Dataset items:
##########

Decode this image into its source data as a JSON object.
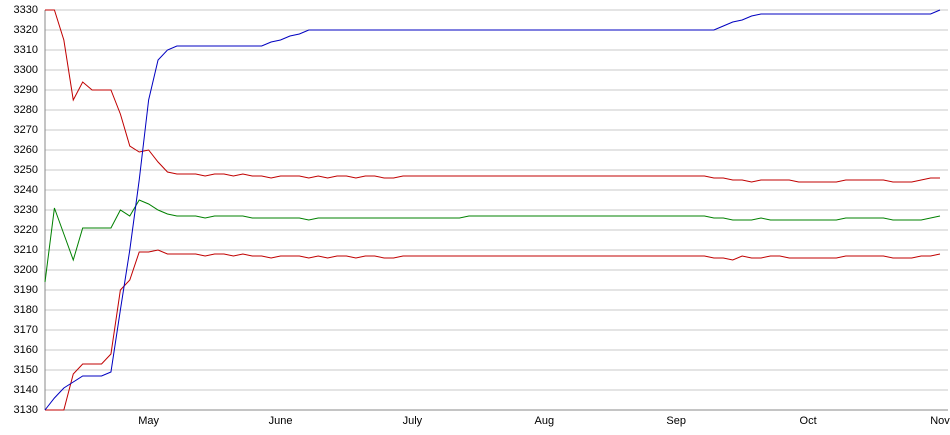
{
  "chart_data": {
    "type": "line",
    "categories": [
      null,
      null,
      null,
      null,
      null,
      null,
      null,
      null,
      null,
      null,
      null,
      "May",
      null,
      null,
      null,
      null,
      null,
      null,
      null,
      null,
      null,
      null,
      null,
      null,
      null,
      "June",
      null,
      null,
      null,
      null,
      null,
      null,
      null,
      null,
      null,
      null,
      null,
      null,
      null,
      "July",
      null,
      null,
      null,
      null,
      null,
      null,
      null,
      null,
      null,
      null,
      null,
      null,
      null,
      "Aug",
      null,
      null,
      null,
      null,
      null,
      null,
      null,
      null,
      null,
      null,
      null,
      null,
      null,
      "Sep",
      null,
      null,
      null,
      null,
      null,
      null,
      null,
      null,
      null,
      null,
      null,
      null,
      null,
      "Oct",
      null,
      null,
      null,
      null,
      null,
      null,
      null,
      null,
      null,
      null,
      null,
      null,
      null,
      "Nov"
    ],
    "series": [
      {
        "color": "#c00000",
        "values": [
          3330,
          3330,
          3315,
          3285,
          3294,
          3290,
          3290,
          3290,
          3278,
          3262,
          3259,
          3260,
          3254,
          3249,
          3248,
          3248,
          3248,
          3247,
          3248,
          3248,
          3247,
          3248,
          3247,
          3247,
          3246,
          3247,
          3247,
          3247,
          3246,
          3247,
          3246,
          3247,
          3247,
          3246,
          3247,
          3247,
          3246,
          3246,
          3247,
          3247,
          3247,
          3247,
          3247,
          3247,
          3247,
          3247,
          3247,
          3247,
          3247,
          3247,
          3247,
          3247,
          3247,
          3247,
          3247,
          3247,
          3247,
          3247,
          3247,
          3247,
          3247,
          3247,
          3247,
          3247,
          3247,
          3247,
          3247,
          3247,
          3247,
          3247,
          3247,
          3246,
          3246,
          3245,
          3245,
          3244,
          3245,
          3245,
          3245,
          3245,
          3244,
          3244,
          3244,
          3244,
          3244,
          3245,
          3245,
          3245,
          3245,
          3245,
          3244,
          3244,
          3244,
          3245,
          3246,
          3246
        ]
      },
      {
        "color": "#008000",
        "values": [
          3194,
          3231,
          3218,
          3205,
          3221,
          3221,
          3221,
          3221,
          3230,
          3227,
          3235,
          3233,
          3230,
          3228,
          3227,
          3227,
          3227,
          3226,
          3227,
          3227,
          3227,
          3227,
          3226,
          3226,
          3226,
          3226,
          3226,
          3226,
          3225,
          3226,
          3226,
          3226,
          3226,
          3226,
          3226,
          3226,
          3226,
          3226,
          3226,
          3226,
          3226,
          3226,
          3226,
          3226,
          3226,
          3227,
          3227,
          3227,
          3227,
          3227,
          3227,
          3227,
          3227,
          3227,
          3227,
          3227,
          3227,
          3227,
          3227,
          3227,
          3227,
          3227,
          3227,
          3227,
          3227,
          3227,
          3227,
          3227,
          3227,
          3227,
          3227,
          3226,
          3226,
          3225,
          3225,
          3225,
          3226,
          3225,
          3225,
          3225,
          3225,
          3225,
          3225,
          3225,
          3225,
          3226,
          3226,
          3226,
          3226,
          3226,
          3225,
          3225,
          3225,
          3225,
          3226,
          3227
        ]
      },
      {
        "color": "#c00000",
        "values": [
          3130,
          3130,
          3130,
          3148,
          3153,
          3153,
          3153,
          3158,
          3190,
          3195,
          3209,
          3209,
          3210,
          3208,
          3208,
          3208,
          3208,
          3207,
          3208,
          3208,
          3207,
          3208,
          3207,
          3207,
          3206,
          3207,
          3207,
          3207,
          3206,
          3207,
          3206,
          3207,
          3207,
          3206,
          3207,
          3207,
          3206,
          3206,
          3207,
          3207,
          3207,
          3207,
          3207,
          3207,
          3207,
          3207,
          3207,
          3207,
          3207,
          3207,
          3207,
          3207,
          3207,
          3207,
          3207,
          3207,
          3207,
          3207,
          3207,
          3207,
          3207,
          3207,
          3207,
          3207,
          3207,
          3207,
          3207,
          3207,
          3207,
          3207,
          3207,
          3206,
          3206,
          3205,
          3207,
          3206,
          3206,
          3207,
          3207,
          3206,
          3206,
          3206,
          3206,
          3206,
          3206,
          3207,
          3207,
          3207,
          3207,
          3207,
          3206,
          3206,
          3206,
          3207,
          3207,
          3208
        ]
      },
      {
        "color": "#0000c0",
        "values": [
          3130,
          3136,
          3141,
          3144,
          3147,
          3147,
          3147,
          3149,
          3180,
          3210,
          3245,
          3285,
          3305,
          3310,
          3312,
          3312,
          3312,
          3312,
          3312,
          3312,
          3312,
          3312,
          3312,
          3312,
          3314,
          3315,
          3317,
          3318,
          3320,
          3320,
          3320,
          3320,
          3320,
          3320,
          3320,
          3320,
          3320,
          3320,
          3320,
          3320,
          3320,
          3320,
          3320,
          3320,
          3320,
          3320,
          3320,
          3320,
          3320,
          3320,
          3320,
          3320,
          3320,
          3320,
          3320,
          3320,
          3320,
          3320,
          3320,
          3320,
          3320,
          3320,
          3320,
          3320,
          3320,
          3320,
          3320,
          3320,
          3320,
          3320,
          3320,
          3320,
          3322,
          3324,
          3325,
          3327,
          3328,
          3328,
          3328,
          3328,
          3328,
          3328,
          3328,
          3328,
          3328,
          3328,
          3328,
          3328,
          3328,
          3328,
          3328,
          3328,
          3328,
          3328,
          3328,
          3330
        ]
      }
    ],
    "ylim": [
      3130,
      3330
    ],
    "yticks": [
      3130,
      3140,
      3150,
      3160,
      3170,
      3180,
      3190,
      3200,
      3210,
      3220,
      3230,
      3240,
      3250,
      3260,
      3270,
      3280,
      3290,
      3300,
      3310,
      3320,
      3330
    ],
    "grid": true
  }
}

##########

• **REQUIREMENT**: From the records given above, copy all lines containing "color".

• **COMPLETE OUTPUT**:
        "color": "#c00000",
        "color": "#008000",
        "color": "#c00000",
        "color": "#0000c0",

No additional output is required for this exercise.